## Exercise
Copy the listing verbatim, beginning with the line containing "cart-item-card: 冷蔵 ギフト" and continuing through the line containing "step-callout-number: 2 [612,1333,650,1397]", including both of those lines.

## Data provided
##########

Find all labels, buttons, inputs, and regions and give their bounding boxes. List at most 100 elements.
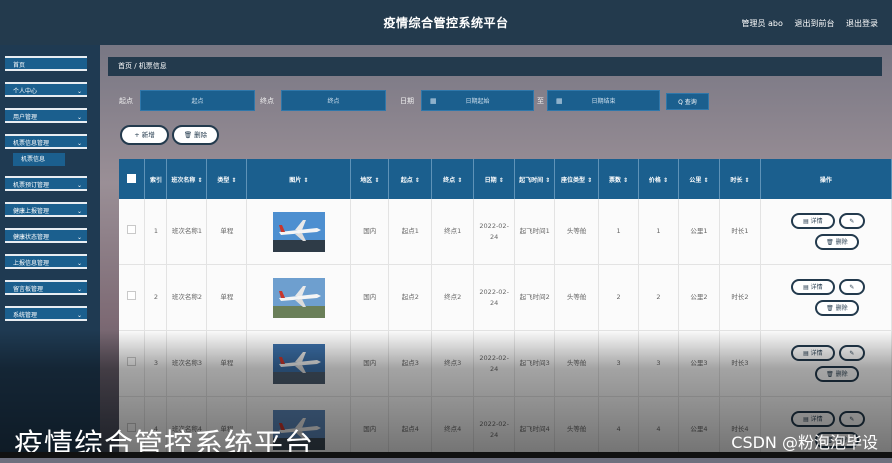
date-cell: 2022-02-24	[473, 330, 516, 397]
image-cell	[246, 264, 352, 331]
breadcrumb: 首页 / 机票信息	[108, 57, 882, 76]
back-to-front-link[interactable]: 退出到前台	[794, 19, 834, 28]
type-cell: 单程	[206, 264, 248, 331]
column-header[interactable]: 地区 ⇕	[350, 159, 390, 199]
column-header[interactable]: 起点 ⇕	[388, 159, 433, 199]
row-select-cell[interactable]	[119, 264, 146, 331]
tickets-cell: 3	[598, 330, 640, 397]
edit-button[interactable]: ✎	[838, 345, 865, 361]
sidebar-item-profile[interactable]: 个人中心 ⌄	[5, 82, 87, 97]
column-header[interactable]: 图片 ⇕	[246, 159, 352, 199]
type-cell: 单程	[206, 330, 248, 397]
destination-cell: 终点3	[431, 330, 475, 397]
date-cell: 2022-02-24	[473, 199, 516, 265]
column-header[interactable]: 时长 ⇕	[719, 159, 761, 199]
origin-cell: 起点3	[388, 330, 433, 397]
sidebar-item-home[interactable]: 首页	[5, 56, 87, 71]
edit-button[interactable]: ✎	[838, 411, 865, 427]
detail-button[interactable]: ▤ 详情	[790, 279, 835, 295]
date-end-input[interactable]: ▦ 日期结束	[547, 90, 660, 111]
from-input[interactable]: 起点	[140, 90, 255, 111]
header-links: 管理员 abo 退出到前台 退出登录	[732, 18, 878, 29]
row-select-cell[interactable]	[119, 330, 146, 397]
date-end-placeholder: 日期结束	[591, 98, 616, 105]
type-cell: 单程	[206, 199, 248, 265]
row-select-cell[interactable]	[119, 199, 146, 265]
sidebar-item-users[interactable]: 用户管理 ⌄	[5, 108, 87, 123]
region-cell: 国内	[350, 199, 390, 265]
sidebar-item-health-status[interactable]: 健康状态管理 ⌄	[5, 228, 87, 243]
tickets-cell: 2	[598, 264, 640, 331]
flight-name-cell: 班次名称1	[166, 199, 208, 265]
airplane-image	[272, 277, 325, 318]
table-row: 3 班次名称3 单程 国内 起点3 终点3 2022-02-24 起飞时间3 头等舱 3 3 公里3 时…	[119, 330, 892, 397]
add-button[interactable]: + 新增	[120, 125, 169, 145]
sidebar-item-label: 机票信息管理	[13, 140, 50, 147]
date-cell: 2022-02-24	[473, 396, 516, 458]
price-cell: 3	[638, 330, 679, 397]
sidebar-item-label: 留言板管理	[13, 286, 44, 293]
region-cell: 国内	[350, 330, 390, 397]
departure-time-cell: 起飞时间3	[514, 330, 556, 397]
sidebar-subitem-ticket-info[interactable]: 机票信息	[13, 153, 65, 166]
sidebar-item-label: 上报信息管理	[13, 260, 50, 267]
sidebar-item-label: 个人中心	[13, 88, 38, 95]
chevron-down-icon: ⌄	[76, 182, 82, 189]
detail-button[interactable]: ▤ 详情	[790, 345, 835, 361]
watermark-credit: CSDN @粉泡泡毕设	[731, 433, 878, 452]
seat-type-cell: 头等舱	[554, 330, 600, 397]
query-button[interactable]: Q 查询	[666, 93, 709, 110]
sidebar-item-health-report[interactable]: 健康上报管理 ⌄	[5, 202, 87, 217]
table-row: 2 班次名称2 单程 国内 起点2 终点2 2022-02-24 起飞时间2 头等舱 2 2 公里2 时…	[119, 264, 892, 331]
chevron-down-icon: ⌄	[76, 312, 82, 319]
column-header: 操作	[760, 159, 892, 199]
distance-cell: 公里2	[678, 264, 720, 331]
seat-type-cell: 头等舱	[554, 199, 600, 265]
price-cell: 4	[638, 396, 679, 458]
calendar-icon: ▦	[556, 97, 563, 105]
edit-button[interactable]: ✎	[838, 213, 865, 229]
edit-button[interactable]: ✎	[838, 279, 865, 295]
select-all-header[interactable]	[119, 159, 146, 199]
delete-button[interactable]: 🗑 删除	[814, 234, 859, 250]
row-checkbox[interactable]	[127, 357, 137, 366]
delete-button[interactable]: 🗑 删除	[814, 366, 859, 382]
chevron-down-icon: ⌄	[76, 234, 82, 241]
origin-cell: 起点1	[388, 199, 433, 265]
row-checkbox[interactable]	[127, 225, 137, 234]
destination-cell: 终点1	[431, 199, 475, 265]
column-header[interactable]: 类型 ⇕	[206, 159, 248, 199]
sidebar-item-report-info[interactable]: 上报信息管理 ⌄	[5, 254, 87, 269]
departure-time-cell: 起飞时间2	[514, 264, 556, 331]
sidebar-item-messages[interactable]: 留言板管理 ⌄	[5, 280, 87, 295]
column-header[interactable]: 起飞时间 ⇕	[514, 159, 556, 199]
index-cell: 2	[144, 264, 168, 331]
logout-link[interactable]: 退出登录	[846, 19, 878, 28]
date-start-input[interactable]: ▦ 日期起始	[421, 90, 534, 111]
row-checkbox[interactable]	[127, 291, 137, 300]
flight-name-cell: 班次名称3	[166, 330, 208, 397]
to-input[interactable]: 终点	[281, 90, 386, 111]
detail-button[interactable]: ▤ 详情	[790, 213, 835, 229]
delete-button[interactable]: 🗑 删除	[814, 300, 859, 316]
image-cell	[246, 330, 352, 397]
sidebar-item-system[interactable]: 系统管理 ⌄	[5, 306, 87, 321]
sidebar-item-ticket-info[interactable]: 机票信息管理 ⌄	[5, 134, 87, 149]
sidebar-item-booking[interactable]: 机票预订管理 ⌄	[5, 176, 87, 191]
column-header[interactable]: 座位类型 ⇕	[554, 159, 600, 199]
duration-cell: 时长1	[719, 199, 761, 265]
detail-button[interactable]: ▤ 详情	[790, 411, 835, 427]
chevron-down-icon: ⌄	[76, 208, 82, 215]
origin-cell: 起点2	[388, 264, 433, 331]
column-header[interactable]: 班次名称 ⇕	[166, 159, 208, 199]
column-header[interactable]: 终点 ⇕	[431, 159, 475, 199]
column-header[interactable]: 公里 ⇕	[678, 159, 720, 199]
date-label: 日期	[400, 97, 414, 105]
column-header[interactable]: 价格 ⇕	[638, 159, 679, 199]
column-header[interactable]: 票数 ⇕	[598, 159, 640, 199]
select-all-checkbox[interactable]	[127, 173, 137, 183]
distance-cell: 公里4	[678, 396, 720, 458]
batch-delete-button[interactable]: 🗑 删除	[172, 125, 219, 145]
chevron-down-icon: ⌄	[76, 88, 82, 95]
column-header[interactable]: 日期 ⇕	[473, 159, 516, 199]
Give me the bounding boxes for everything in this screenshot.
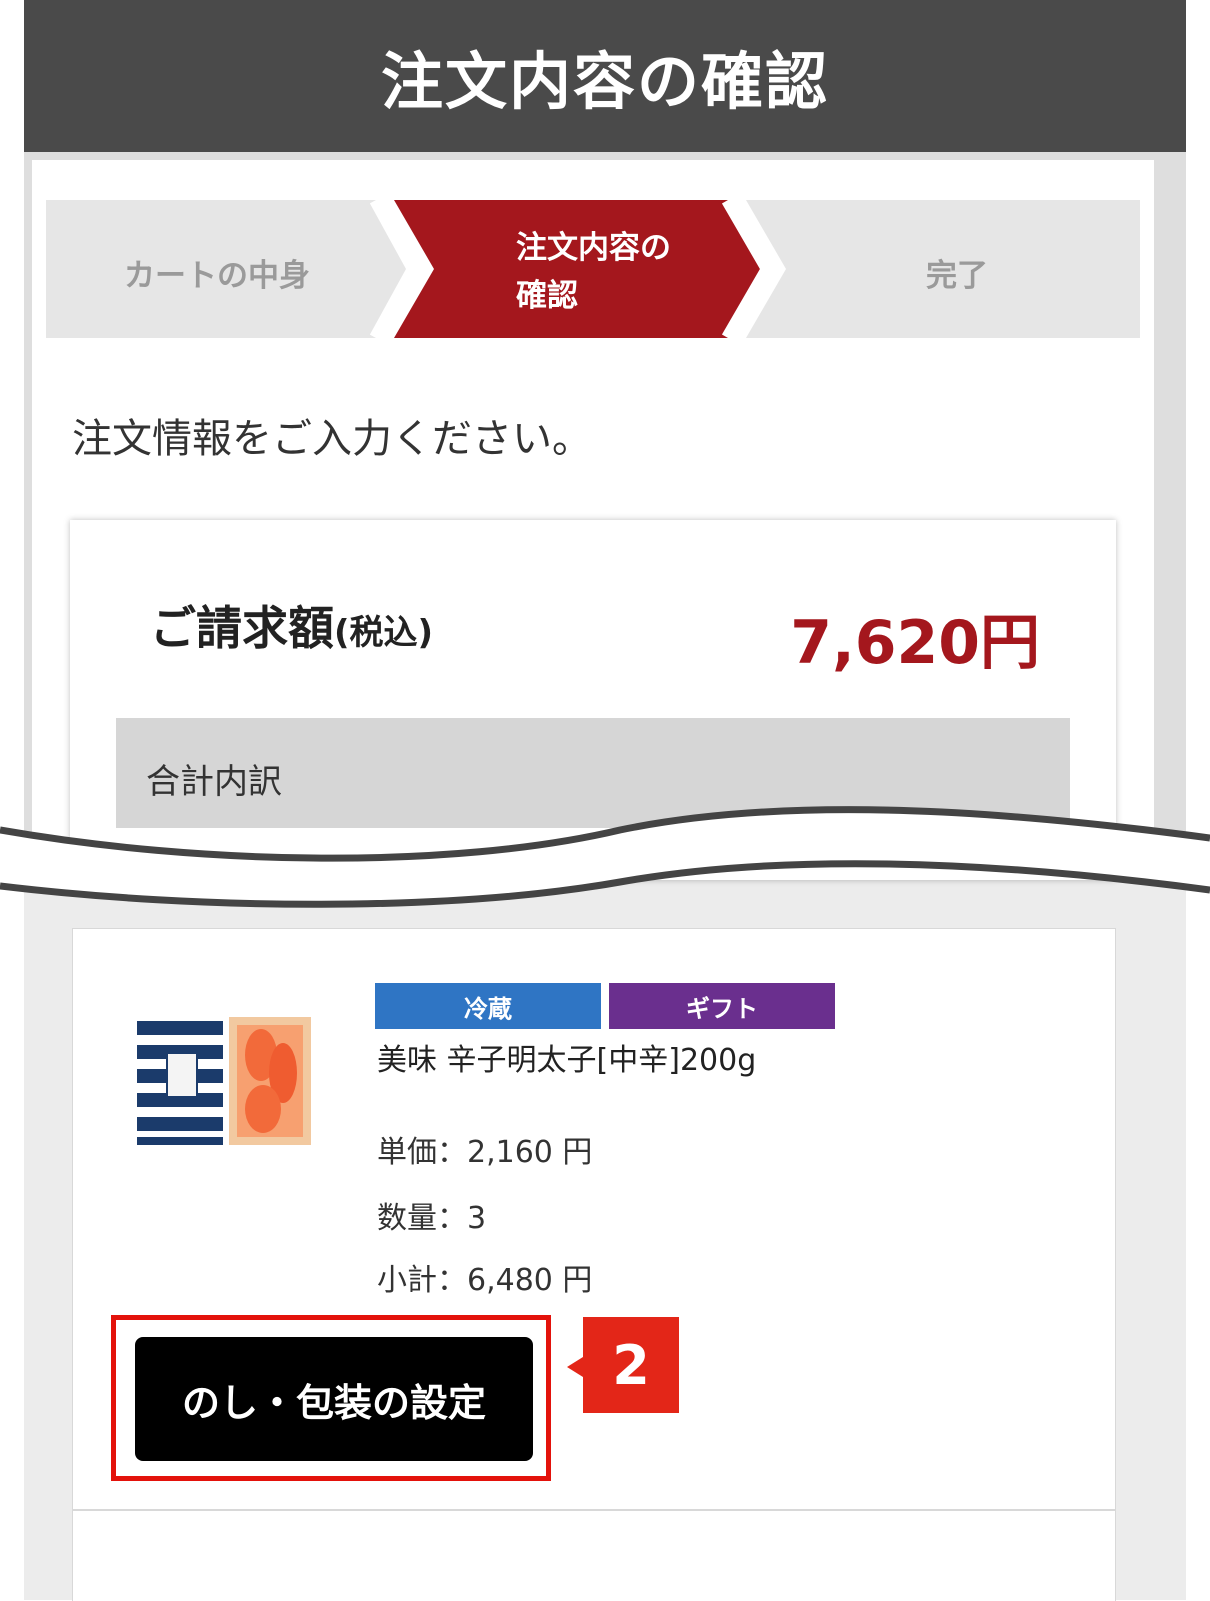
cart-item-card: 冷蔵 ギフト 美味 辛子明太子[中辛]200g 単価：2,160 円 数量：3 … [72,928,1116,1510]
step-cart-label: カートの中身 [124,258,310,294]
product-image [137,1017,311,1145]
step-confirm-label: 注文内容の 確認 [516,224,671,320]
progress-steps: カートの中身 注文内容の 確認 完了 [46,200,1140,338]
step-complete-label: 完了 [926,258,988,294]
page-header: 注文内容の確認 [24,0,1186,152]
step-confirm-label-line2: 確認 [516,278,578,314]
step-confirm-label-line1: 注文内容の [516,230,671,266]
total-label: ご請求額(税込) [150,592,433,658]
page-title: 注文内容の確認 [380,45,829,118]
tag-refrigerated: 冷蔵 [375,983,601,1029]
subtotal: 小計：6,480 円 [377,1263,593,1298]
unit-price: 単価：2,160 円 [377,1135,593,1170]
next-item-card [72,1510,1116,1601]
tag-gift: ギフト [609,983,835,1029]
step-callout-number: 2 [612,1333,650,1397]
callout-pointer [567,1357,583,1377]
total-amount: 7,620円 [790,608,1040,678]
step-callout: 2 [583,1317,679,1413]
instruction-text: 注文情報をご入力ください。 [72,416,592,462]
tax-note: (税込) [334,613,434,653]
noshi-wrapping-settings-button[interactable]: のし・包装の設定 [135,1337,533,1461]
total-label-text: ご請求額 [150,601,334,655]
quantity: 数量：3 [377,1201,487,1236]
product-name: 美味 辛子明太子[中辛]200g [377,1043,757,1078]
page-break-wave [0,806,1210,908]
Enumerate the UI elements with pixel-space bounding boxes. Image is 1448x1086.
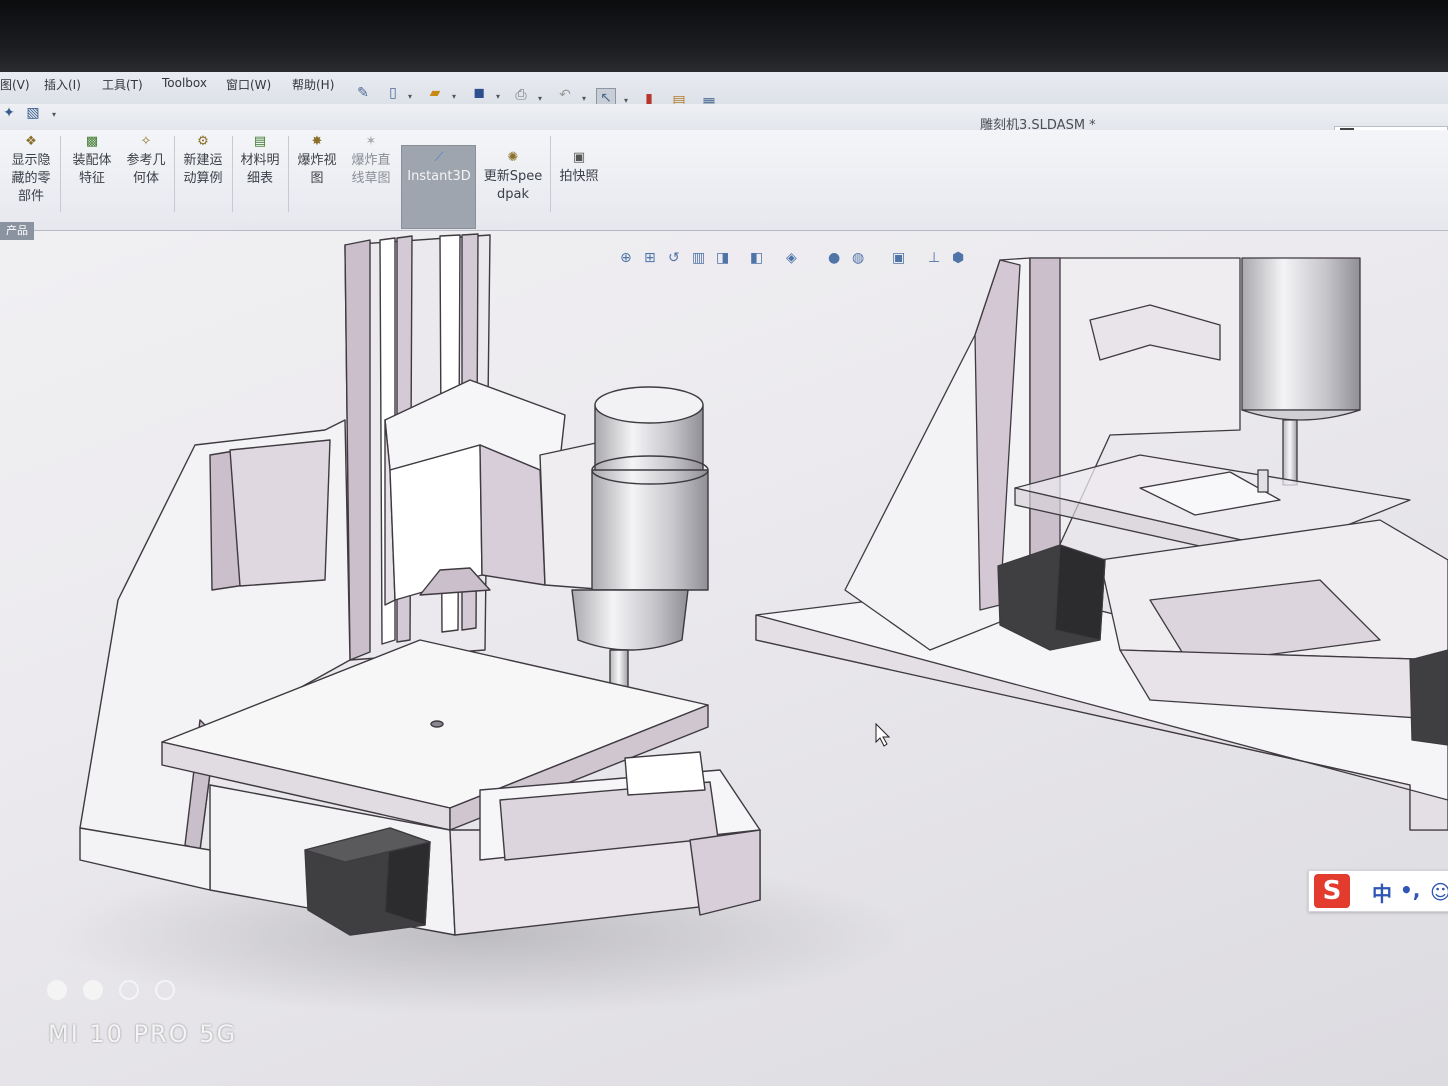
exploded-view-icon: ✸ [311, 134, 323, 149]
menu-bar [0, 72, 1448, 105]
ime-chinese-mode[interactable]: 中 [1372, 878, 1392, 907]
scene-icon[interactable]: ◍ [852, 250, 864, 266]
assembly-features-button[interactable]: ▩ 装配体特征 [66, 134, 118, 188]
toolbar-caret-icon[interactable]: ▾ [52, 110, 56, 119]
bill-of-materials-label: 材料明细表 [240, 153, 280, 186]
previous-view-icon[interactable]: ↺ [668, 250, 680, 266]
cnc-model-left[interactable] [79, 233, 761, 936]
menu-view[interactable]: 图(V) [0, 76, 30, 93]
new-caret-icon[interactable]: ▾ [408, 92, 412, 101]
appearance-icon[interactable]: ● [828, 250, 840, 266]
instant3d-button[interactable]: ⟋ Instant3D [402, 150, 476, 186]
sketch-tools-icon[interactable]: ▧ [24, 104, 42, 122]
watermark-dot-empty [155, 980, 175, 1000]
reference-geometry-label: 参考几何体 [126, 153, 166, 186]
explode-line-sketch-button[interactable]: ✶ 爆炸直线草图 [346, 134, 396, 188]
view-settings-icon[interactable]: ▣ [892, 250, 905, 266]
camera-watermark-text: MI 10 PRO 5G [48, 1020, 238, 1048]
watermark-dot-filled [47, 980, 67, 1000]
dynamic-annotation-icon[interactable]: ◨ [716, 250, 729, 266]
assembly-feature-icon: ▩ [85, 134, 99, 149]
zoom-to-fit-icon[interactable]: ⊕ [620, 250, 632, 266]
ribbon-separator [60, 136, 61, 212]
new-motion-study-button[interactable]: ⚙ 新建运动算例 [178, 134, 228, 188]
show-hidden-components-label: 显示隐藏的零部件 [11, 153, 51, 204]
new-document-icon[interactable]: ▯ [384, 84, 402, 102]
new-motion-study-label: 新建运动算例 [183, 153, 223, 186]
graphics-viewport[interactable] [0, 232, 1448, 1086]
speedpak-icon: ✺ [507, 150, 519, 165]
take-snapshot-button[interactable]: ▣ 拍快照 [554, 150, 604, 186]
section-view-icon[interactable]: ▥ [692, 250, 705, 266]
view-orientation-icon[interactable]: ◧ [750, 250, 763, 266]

##########

## Response to the task
cart-item-card: 冷蔵 ギフト 美味 辛子明太子[中辛]200g 単価：2,160 円 数量：3 … [72,928,1116,1510]
step-cart-label: カートの中身 [124,258,310,294]
product-image [137,1017,311,1145]
step-confirm-label: 注文内容の 確認 [516,224,671,320]
progress-steps: カートの中身 注文内容の 確認 完了 [46,200,1140,338]
step-complete-label: 完了 [926,258,988,294]
page-header: 注文内容の確認 [24,0,1186,152]
step-confirm-label-line2: 確認 [516,278,578,314]
step-confirm-label-line1: 注文内容の [516,230,671,266]
total-label: ご請求額(税込) [150,592,433,658]
page-title: 注文内容の確認 [380,45,829,118]
tag-refrigerated: 冷蔵 [375,983,601,1029]
subtotal: 小計：6,480 円 [377,1263,593,1298]
unit-price: 単価：2,160 円 [377,1135,593,1170]
next-item-card [72,1510,1116,1601]
tag-gift: ギフト [609,983,835,1029]
step-callout-number: 2 [612,1333,650,1397]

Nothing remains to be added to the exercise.